§ Directions for this task:
Check every line below for the string "Senha", and copy the lines that contain it.

§ Data provided:
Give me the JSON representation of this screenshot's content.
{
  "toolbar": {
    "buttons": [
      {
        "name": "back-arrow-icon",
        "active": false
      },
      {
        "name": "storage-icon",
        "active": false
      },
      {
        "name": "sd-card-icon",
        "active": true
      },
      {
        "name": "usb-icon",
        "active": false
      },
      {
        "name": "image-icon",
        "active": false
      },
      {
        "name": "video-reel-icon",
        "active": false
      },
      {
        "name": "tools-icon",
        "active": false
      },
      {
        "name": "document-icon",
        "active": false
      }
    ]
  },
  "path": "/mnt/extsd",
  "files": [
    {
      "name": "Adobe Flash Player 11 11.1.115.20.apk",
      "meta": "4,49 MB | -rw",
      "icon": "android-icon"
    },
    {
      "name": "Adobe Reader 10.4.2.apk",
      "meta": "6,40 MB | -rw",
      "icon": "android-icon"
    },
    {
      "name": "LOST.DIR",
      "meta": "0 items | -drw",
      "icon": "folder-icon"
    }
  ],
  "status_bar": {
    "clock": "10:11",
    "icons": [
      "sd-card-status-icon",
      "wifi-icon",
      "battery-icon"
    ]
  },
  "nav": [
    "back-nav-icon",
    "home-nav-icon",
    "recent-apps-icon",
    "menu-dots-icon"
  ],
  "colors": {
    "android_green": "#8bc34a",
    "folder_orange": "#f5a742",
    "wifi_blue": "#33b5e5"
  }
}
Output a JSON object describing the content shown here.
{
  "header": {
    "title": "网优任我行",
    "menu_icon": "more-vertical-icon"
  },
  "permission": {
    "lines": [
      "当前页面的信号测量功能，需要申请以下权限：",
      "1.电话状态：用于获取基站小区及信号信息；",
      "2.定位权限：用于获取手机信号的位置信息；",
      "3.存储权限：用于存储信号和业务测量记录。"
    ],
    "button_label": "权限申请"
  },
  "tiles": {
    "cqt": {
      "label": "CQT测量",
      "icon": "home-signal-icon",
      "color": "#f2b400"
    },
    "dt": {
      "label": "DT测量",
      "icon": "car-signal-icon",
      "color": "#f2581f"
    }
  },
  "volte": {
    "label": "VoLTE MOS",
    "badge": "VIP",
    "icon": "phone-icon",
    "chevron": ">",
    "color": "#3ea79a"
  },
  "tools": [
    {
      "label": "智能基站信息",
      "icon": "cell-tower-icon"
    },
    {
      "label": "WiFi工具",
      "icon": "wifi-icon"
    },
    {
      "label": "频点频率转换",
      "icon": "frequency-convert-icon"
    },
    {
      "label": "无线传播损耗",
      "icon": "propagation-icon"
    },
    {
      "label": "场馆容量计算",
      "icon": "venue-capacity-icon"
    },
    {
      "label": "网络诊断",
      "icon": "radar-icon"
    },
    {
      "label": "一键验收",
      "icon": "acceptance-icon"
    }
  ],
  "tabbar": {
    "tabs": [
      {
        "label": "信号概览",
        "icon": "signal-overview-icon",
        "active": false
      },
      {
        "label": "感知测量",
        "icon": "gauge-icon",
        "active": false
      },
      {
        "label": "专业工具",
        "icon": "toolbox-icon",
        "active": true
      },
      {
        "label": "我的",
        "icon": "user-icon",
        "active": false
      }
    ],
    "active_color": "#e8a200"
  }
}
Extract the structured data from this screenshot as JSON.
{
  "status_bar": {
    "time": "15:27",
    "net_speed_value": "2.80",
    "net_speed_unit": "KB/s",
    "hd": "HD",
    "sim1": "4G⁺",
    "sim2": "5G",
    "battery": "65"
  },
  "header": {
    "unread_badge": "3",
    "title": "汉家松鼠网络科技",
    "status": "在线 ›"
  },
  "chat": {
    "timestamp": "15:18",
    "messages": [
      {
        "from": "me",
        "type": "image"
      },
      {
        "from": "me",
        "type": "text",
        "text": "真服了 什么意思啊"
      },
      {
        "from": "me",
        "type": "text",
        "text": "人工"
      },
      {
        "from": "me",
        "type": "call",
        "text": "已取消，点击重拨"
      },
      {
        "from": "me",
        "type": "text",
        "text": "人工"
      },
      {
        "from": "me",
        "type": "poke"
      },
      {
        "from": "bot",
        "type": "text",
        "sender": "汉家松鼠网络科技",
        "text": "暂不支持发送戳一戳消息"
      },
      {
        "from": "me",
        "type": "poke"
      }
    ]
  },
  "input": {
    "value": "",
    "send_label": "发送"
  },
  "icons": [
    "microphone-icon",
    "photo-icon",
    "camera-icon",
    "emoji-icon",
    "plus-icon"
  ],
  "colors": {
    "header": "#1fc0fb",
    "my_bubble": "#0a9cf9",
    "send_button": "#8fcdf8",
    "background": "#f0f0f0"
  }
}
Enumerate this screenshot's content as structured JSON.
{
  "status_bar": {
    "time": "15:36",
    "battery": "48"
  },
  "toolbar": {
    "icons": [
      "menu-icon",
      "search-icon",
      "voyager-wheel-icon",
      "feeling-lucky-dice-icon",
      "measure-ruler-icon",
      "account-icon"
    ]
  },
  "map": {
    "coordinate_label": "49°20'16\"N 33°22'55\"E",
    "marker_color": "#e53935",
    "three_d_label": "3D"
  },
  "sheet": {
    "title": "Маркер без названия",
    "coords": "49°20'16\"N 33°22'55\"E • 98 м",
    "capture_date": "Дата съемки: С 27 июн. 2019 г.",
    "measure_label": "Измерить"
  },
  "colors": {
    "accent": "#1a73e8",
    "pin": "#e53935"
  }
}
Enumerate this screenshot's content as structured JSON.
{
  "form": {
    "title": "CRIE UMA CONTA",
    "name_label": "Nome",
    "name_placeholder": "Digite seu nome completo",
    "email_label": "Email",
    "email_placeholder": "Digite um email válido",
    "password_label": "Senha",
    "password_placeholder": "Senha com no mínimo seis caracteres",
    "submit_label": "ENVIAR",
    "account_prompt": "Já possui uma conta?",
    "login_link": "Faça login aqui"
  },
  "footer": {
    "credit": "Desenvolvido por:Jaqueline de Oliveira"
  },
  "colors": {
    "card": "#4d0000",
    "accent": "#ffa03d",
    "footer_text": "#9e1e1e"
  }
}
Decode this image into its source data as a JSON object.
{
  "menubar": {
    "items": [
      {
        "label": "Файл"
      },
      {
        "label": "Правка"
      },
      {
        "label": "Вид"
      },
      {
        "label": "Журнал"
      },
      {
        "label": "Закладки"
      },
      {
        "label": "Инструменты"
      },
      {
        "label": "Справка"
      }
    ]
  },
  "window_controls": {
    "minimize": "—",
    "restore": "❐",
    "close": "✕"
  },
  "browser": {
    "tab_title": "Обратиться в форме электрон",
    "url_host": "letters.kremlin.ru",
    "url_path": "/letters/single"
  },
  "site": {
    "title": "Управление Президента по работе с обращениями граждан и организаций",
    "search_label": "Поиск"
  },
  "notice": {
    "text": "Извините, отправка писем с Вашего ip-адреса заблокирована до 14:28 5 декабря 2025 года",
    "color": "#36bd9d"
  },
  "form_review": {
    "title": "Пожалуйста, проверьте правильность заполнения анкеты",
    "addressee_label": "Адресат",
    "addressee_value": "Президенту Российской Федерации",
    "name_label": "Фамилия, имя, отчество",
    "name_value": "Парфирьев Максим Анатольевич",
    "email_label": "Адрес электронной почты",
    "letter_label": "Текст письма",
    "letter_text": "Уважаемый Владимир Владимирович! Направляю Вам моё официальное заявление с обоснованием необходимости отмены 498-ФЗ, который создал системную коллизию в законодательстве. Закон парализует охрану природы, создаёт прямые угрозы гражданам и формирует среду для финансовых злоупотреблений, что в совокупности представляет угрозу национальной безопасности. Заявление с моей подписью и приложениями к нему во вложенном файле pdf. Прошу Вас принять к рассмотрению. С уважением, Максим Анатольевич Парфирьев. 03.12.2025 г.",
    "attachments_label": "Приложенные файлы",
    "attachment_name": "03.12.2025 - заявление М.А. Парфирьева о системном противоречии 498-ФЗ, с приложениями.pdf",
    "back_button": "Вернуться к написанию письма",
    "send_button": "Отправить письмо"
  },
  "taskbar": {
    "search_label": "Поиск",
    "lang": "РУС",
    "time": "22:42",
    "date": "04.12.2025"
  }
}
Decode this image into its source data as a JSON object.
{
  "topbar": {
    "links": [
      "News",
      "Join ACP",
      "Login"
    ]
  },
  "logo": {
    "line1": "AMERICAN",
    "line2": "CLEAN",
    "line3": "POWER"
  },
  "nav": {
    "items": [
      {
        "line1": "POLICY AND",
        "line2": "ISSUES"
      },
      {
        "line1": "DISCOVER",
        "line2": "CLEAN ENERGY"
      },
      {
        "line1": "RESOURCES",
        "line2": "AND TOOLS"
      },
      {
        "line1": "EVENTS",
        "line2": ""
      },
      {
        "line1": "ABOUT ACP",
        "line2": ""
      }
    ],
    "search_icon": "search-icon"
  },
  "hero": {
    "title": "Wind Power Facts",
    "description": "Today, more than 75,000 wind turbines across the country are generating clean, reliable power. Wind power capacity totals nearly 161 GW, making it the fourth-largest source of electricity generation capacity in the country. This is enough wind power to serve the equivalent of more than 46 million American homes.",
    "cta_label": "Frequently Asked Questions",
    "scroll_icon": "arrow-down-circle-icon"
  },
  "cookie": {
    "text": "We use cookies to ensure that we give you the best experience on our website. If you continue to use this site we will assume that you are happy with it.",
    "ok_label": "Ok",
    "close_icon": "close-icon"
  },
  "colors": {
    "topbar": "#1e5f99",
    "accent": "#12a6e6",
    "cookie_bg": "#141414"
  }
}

§ Expected output:
    "password_label": "Senha",
    "password_placeholder": "Senha com no mínimo seis caracteres",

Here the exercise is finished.